[Dataset rows about figures]

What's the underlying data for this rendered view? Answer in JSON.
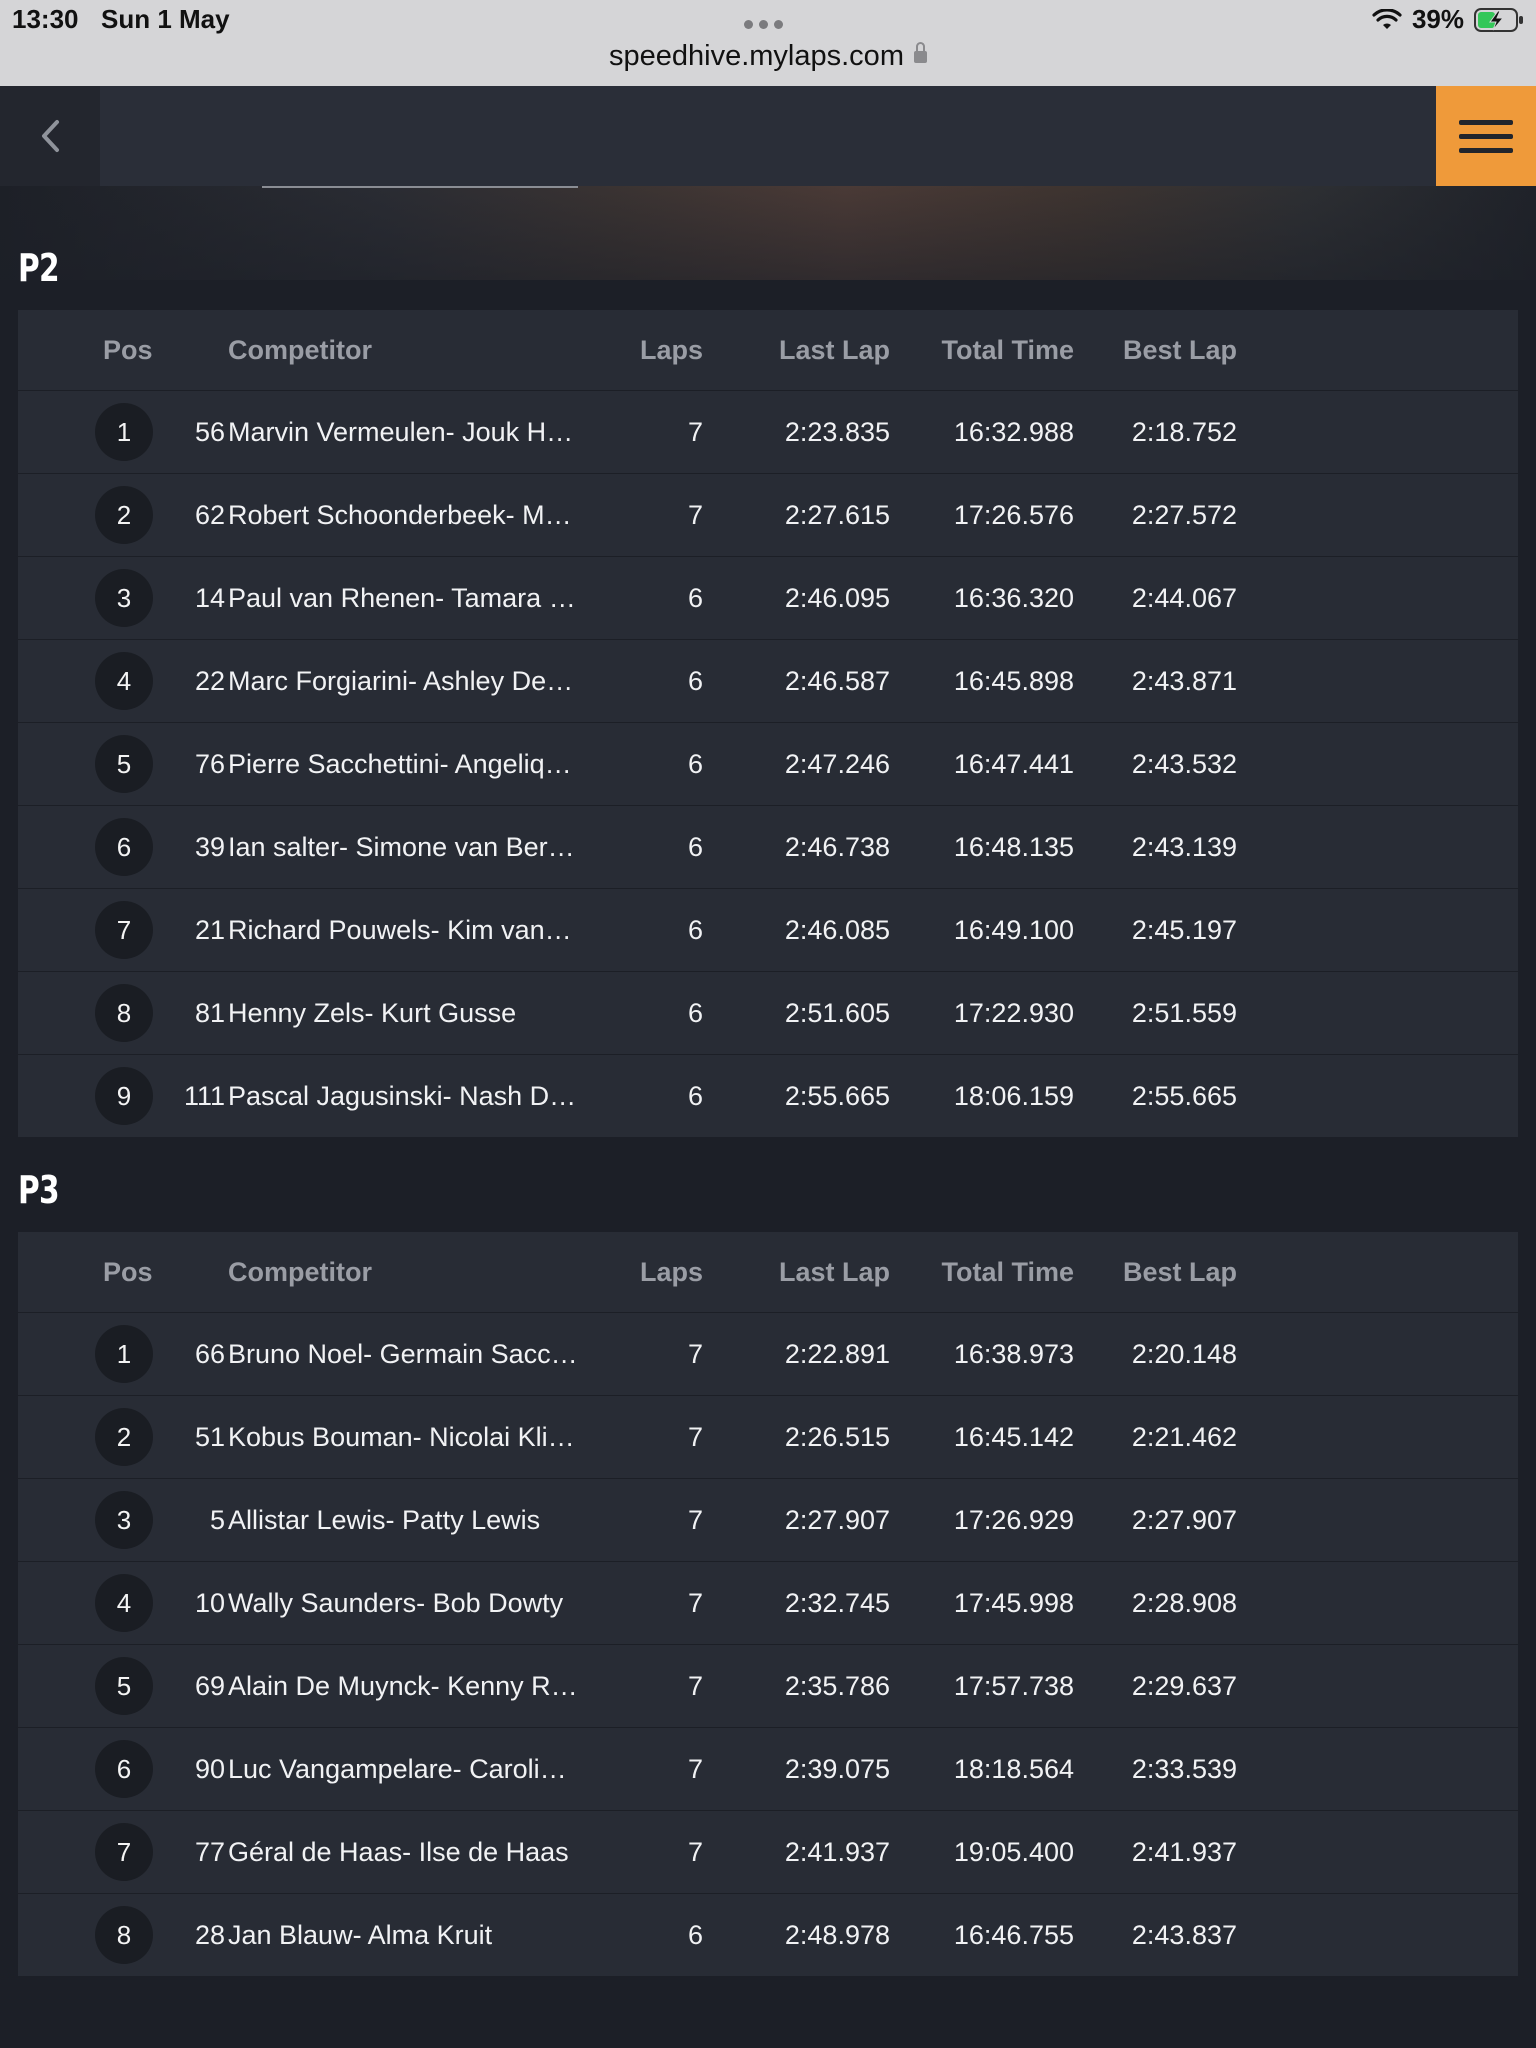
{
  "status_bar": {
    "time": "13:30",
    "date": "Sun 1 May",
    "url": "speedhive.mylaps.com",
    "battery": "39%"
  },
  "header": {
    "back_icon": "chevron-left-icon",
    "menu_icon": "hamburger-menu-icon",
    "accent_color": "#ef9a3a"
  },
  "columns": {
    "pos": "Pos",
    "competitor": "Competitor",
    "laps": "Laps",
    "last_lap": "Last Lap",
    "total_time": "Total Time",
    "best_lap": "Best Lap"
  },
  "sections": [
    {
      "title": "P2",
      "rows": [
        {
          "pos": "1",
          "num": "56",
          "competitor": "Marvin Vermeulen- Jouk H…",
          "laps": "7",
          "last_lap": "2:23.835",
          "total_time": "16:32.988",
          "best_lap": "2:18.752"
        },
        {
          "pos": "2",
          "num": "62",
          "competitor": "Robert Schoonderbeek- M…",
          "laps": "7",
          "last_lap": "2:27.615",
          "total_time": "17:26.576",
          "best_lap": "2:27.572"
        },
        {
          "pos": "3",
          "num": "14",
          "competitor": "Paul van Rhenen- Tamara …",
          "laps": "6",
          "last_lap": "2:46.095",
          "total_time": "16:36.320",
          "best_lap": "2:44.067"
        },
        {
          "pos": "4",
          "num": "22",
          "competitor": "Marc Forgiarini- Ashley De…",
          "laps": "6",
          "last_lap": "2:46.587",
          "total_time": "16:45.898",
          "best_lap": "2:43.871"
        },
        {
          "pos": "5",
          "num": "76",
          "competitor": "Pierre Sacchettini- Angeliq…",
          "laps": "6",
          "last_lap": "2:47.246",
          "total_time": "16:47.441",
          "best_lap": "2:43.532"
        },
        {
          "pos": "6",
          "num": "39",
          "competitor": "Ian salter- Simone van Ber…",
          "laps": "6",
          "last_lap": "2:46.738",
          "total_time": "16:48.135",
          "best_lap": "2:43.139"
        },
        {
          "pos": "7",
          "num": "21",
          "competitor": "Richard Pouwels- Kim van…",
          "laps": "6",
          "last_lap": "2:46.085",
          "total_time": "16:49.100",
          "best_lap": "2:45.197"
        },
        {
          "pos": "8",
          "num": "81",
          "competitor": "Henny Zels- Kurt Gusse",
          "laps": "6",
          "last_lap": "2:51.605",
          "total_time": "17:22.930",
          "best_lap": "2:51.559"
        },
        {
          "pos": "9",
          "num": "111",
          "competitor": "Pascal Jagusinski- Nash D…",
          "laps": "6",
          "last_lap": "2:55.665",
          "total_time": "18:06.159",
          "best_lap": "2:55.665"
        }
      ]
    },
    {
      "title": "P3",
      "rows": [
        {
          "pos": "1",
          "num": "66",
          "competitor": "Bruno Noel- Germain Sacc…",
          "laps": "7",
          "last_lap": "2:22.891",
          "total_time": "16:38.973",
          "best_lap": "2:20.148"
        },
        {
          "pos": "2",
          "num": "51",
          "competitor": "Kobus Bouman- Nicolai Kli…",
          "laps": "7",
          "last_lap": "2:26.515",
          "total_time": "16:45.142",
          "best_lap": "2:21.462"
        },
        {
          "pos": "3",
          "num": "5",
          "competitor": "Allistar Lewis- Patty Lewis",
          "laps": "7",
          "last_lap": "2:27.907",
          "total_time": "17:26.929",
          "best_lap": "2:27.907"
        },
        {
          "pos": "4",
          "num": "10",
          "competitor": "Wally Saunders- Bob Dowty",
          "laps": "7",
          "last_lap": "2:32.745",
          "total_time": "17:45.998",
          "best_lap": "2:28.908"
        },
        {
          "pos": "5",
          "num": "69",
          "competitor": "Alain De Muynck- Kenny R…",
          "laps": "7",
          "last_lap": "2:35.786",
          "total_time": "17:57.738",
          "best_lap": "2:29.637"
        },
        {
          "pos": "6",
          "num": "90",
          "competitor": "Luc Vangampelare- Caroli…",
          "laps": "7",
          "last_lap": "2:39.075",
          "total_time": "18:18.564",
          "best_lap": "2:33.539"
        },
        {
          "pos": "7",
          "num": "77",
          "competitor": "Géral de Haas- Ilse de Haas",
          "laps": "7",
          "last_lap": "2:41.937",
          "total_time": "19:05.400",
          "best_lap": "2:41.937"
        },
        {
          "pos": "8",
          "num": "28",
          "competitor": "Jan Blauw- Alma Kruit",
          "laps": "6",
          "last_lap": "2:48.978",
          "total_time": "16:46.755",
          "best_lap": "2:43.837"
        }
      ]
    }
  ]
}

*Stated exercise*. Without the pictures, copy the material exactly as given.

*Exercise result*.
What's the underlying data for this rendered view? Answer in JSON.
{
  "status_bar": {
    "time": "13:30",
    "date": "Sun 1 May",
    "url": "speedhive.mylaps.com",
    "battery": "39%"
  },
  "header": {
    "back_icon": "chevron-left-icon",
    "menu_icon": "hamburger-menu-icon",
    "accent_color": "#ef9a3a"
  },
  "columns": {
    "pos": "Pos",
    "competitor": "Competitor",
    "laps": "Laps",
    "last_lap": "Last Lap",
    "total_time": "Total Time",
    "best_lap": "Best Lap"
  },
  "sections": [
    {
      "title": "P2",
      "rows": [
        {
          "pos": "1",
          "num": "56",
          "competitor": "Marvin Vermeulen- Jouk H…",
          "laps": "7",
          "last_lap": "2:23.835",
          "total_time": "16:32.988",
          "best_lap": "2:18.752"
        },
        {
          "pos": "2",
          "num": "62",
          "competitor": "Robert Schoonderbeek- M…",
          "laps": "7",
          "last_lap": "2:27.615",
          "total_time": "17:26.576",
          "best_lap": "2:27.572"
        },
        {
          "pos": "3",
          "num": "14",
          "competitor": "Paul van Rhenen- Tamara …",
          "laps": "6",
          "last_lap": "2:46.095",
          "total_time": "16:36.320",
          "best_lap": "2:44.067"
        },
        {
          "pos": "4",
          "num": "22",
          "competitor": "Marc Forgiarini- Ashley De…",
          "laps": "6",
          "last_lap": "2:46.587",
          "total_time": "16:45.898",
          "best_lap": "2:43.871"
        },
        {
          "pos": "5",
          "num": "76",
          "competitor": "Pierre Sacchettini- Angeliq…",
          "laps": "6",
          "last_lap": "2:47.246",
          "total_time": "16:47.441",
          "best_lap": "2:43.532"
        },
        {
          "pos": "6",
          "num": "39",
          "competitor": "Ian salter- Simone van Ber…",
          "laps": "6",
          "last_lap": "2:46.738",
          "total_time": "16:48.135",
          "best_lap": "2:43.139"
        },
        {
          "pos": "7",
          "num": "21",
          "competitor": "Richard Pouwels- Kim van…",
          "laps": "6",
          "last_lap": "2:46.085",
          "total_time": "16:49.100",
          "best_lap": "2:45.197"
        },
        {
          "pos": "8",
          "num": "81",
          "competitor": "Henny Zels- Kurt Gusse",
          "laps": "6",
          "last_lap": "2:51.605",
          "total_time": "17:22.930",
          "best_lap": "2:51.559"
        },
        {
          "pos": "9",
          "num": "111",
          "competitor": "Pascal Jagusinski- Nash D…",
          "laps": "6",
          "last_lap": "2:55.665",
          "total_time": "18:06.159",
          "best_lap": "2:55.665"
        }
      ]
    },
    {
      "title": "P3",
      "rows": [
        {
          "pos": "1",
          "num": "66",
          "competitor": "Bruno Noel- Germain Sacc…",
          "laps": "7",
          "last_lap": "2:22.891",
          "total_time": "16:38.973",
          "best_lap": "2:20.148"
        },
        {
          "pos": "2",
          "num": "51",
          "competitor": "Kobus Bouman- Nicolai Kli…",
          "laps": "7",
          "last_lap": "2:26.515",
          "total_time": "16:45.142",
          "best_lap": "2:21.462"
        },
        {
          "pos": "3",
          "num": "5",
          "competitor": "Allistar Lewis- Patty Lewis",
          "laps": "7",
          "last_lap": "2:27.907",
          "total_time": "17:26.929",
          "best_lap": "2:27.907"
        },
        {
          "pos": "4",
          "num": "10",
          "competitor": "Wally Saunders- Bob Dowty",
          "laps": "7",
          "last_lap": "2:32.745",
          "total_time": "17:45.998",
          "best_lap": "2:28.908"
        },
        {
          "pos": "5",
          "num": "69",
          "competitor": "Alain De Muynck- Kenny R…",
          "laps": "7",
          "last_lap": "2:35.786",
          "total_time": "17:57.738",
          "best_lap": "2:29.637"
        },
        {
          "pos": "6",
          "num": "90",
          "competitor": "Luc Vangampelare- Caroli…",
          "laps": "7",
          "last_lap": "2:39.075",
          "total_time": "18:18.564",
          "best_lap": "2:33.539"
        },
        {
          "pos": "7",
          "num": "77",
          "competitor": "Géral de Haas- Ilse de Haas",
          "laps": "7",
          "last_lap": "2:41.937",
          "total_time": "19:05.400",
          "best_lap": "2:41.937"
        },
        {
          "pos": "8",
          "num": "28",
          "competitor": "Jan Blauw- Alma Kruit",
          "laps": "6",
          "last_lap": "2:48.978",
          "total_time": "16:46.755",
          "best_lap": "2:43.837"
        }
      ]
    }
  ]
}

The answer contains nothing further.